[Start of MATERIAL FOR THIS TASK]

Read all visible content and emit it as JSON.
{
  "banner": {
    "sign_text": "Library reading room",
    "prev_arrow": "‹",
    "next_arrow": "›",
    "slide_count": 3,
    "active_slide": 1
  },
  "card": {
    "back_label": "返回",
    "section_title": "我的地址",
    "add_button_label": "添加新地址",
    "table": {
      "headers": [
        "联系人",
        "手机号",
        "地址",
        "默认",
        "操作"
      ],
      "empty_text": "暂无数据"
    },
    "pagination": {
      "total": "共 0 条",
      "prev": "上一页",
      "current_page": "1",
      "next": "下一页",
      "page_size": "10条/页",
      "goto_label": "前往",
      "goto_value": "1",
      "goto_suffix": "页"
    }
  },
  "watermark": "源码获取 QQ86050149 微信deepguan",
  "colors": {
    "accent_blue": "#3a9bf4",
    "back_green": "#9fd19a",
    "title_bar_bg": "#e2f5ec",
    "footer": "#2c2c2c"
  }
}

[End of MATERIAL FOR THIS TASK]

> [SET EXERCISE]: Go through the listing and print each line exactly as it appears.

> [RESPONSE TO THIS TASK]:
Read all visible content and emit it as JSON.
{
  "banner": {
    "sign_text": "Library reading room",
    "prev_arrow": "‹",
    "next_arrow": "›",
    "slide_count": 3,
    "active_slide": 1
  },
  "card": {
    "back_label": "返回",
    "section_title": "我的地址",
    "add_button_label": "添加新地址",
    "table": {
      "headers": [
        "联系人",
        "手机号",
        "地址",
        "默认",
        "操作"
      ],
      "empty_text": "暂无数据"
    },
    "pagination": {
      "total": "共 0 条",
      "prev": "上一页",
      "current_page": "1",
      "next": "下一页",
      "page_size": "10条/页",
      "goto_label": "前往",
      "goto_value": "1",
      "goto_suffix": "页"
    }
  },
  "watermark": "源码获取 QQ86050149 微信deepguan",
  "colors": {
    "accent_blue": "#3a9bf4",
    "back_green": "#9fd19a",
    "title_bar_bg": "#e2f5ec",
    "footer": "#2c2c2c"
  }
}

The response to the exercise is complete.